# What to work on
Below are the records; copy each line in them that holds the word "notes".
--- begin Information supplied ---
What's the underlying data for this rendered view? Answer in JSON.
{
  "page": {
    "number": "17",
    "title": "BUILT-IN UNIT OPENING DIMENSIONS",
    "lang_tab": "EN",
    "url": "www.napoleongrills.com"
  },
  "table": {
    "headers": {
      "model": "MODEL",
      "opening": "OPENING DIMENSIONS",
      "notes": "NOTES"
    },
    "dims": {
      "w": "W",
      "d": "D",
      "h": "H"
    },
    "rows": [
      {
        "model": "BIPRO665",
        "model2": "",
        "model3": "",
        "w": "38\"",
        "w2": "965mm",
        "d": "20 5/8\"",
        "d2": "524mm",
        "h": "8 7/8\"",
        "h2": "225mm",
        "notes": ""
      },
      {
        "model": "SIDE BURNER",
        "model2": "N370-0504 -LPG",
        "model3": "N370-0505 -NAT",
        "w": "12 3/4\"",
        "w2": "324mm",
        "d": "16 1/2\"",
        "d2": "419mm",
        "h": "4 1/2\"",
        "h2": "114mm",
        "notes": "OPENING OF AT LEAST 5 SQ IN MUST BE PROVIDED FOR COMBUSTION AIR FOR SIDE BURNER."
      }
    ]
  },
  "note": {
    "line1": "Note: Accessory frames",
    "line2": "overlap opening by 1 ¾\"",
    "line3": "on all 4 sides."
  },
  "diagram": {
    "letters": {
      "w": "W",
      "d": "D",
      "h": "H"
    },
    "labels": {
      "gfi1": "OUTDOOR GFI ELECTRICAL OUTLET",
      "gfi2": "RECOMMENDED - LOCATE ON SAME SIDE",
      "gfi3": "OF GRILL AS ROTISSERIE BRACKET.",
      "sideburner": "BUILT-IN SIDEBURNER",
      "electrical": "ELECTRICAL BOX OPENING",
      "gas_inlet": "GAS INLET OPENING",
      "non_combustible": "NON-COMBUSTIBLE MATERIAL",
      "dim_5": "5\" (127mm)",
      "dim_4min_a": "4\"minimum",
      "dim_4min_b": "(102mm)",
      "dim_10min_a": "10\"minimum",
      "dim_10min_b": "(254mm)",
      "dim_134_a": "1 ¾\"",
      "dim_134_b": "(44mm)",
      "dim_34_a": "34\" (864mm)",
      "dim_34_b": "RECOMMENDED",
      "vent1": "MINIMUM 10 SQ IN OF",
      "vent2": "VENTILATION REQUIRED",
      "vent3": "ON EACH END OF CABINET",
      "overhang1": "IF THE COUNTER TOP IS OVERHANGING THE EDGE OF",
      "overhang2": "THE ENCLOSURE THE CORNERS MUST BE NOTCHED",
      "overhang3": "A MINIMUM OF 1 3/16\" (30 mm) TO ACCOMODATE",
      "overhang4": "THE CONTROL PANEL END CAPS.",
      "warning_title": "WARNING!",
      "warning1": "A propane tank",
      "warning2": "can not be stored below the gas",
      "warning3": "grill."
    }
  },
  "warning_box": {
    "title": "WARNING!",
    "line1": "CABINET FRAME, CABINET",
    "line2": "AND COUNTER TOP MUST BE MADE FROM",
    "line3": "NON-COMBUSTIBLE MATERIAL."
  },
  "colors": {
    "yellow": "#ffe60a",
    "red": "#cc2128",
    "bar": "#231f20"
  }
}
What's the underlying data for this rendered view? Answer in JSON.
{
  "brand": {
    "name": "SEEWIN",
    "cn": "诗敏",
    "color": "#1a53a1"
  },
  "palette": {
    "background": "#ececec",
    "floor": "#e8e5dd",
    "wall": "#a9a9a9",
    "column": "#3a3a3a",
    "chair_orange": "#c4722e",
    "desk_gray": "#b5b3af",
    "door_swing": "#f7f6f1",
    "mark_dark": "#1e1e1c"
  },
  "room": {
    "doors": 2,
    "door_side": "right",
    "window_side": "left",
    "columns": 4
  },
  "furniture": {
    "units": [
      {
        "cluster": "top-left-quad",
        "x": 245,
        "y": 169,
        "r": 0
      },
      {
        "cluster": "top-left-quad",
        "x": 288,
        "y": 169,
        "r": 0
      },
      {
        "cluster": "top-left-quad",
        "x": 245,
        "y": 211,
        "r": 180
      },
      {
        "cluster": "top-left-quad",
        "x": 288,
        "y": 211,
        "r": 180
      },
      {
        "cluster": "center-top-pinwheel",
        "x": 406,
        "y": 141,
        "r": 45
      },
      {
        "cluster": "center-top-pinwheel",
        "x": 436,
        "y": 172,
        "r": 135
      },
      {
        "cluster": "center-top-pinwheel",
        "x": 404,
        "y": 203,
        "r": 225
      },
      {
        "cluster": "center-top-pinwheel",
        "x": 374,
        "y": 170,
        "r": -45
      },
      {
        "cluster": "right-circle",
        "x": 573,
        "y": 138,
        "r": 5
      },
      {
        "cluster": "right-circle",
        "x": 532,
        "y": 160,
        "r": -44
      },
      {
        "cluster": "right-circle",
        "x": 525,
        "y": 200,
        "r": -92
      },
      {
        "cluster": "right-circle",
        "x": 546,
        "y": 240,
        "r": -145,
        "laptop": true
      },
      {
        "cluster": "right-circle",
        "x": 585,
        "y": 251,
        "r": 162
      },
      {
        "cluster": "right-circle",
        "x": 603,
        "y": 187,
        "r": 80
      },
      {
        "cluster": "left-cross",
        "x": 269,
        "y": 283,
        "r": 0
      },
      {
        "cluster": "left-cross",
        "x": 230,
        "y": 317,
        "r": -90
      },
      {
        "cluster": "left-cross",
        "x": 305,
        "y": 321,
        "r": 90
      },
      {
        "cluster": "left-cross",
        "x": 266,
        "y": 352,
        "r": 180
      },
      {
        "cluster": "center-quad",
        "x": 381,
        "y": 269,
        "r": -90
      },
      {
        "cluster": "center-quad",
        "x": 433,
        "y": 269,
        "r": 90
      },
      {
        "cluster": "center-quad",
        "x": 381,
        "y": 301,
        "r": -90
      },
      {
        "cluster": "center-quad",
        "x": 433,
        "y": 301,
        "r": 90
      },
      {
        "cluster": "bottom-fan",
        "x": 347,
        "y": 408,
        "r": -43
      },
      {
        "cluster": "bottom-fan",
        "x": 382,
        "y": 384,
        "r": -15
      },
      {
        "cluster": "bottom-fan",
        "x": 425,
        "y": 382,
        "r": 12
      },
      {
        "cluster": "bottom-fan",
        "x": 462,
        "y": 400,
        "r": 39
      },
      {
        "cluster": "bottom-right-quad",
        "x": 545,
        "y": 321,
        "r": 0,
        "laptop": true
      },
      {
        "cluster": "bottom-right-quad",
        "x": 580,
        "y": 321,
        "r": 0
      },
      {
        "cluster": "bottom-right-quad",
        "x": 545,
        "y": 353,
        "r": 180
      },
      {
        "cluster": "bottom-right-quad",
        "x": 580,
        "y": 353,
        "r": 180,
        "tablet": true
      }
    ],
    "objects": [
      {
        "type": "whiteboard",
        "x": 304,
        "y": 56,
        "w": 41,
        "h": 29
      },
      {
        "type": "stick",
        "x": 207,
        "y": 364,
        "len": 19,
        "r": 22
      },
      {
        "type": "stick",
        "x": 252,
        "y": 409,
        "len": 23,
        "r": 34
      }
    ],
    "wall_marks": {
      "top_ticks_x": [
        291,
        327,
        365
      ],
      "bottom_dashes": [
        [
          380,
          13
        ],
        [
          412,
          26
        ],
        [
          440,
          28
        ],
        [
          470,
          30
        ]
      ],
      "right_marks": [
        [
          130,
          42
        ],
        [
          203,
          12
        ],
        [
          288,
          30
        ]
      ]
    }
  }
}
--- end Information supplied ---
# Solved exercise
      "notes": "NOTES"
        "notes": ""
        "notes": "OPENING OF AT LEAST 5 SQ IN MUST BE PROVIDED FOR COMBUSTION AIR FOR SIDE BURNER."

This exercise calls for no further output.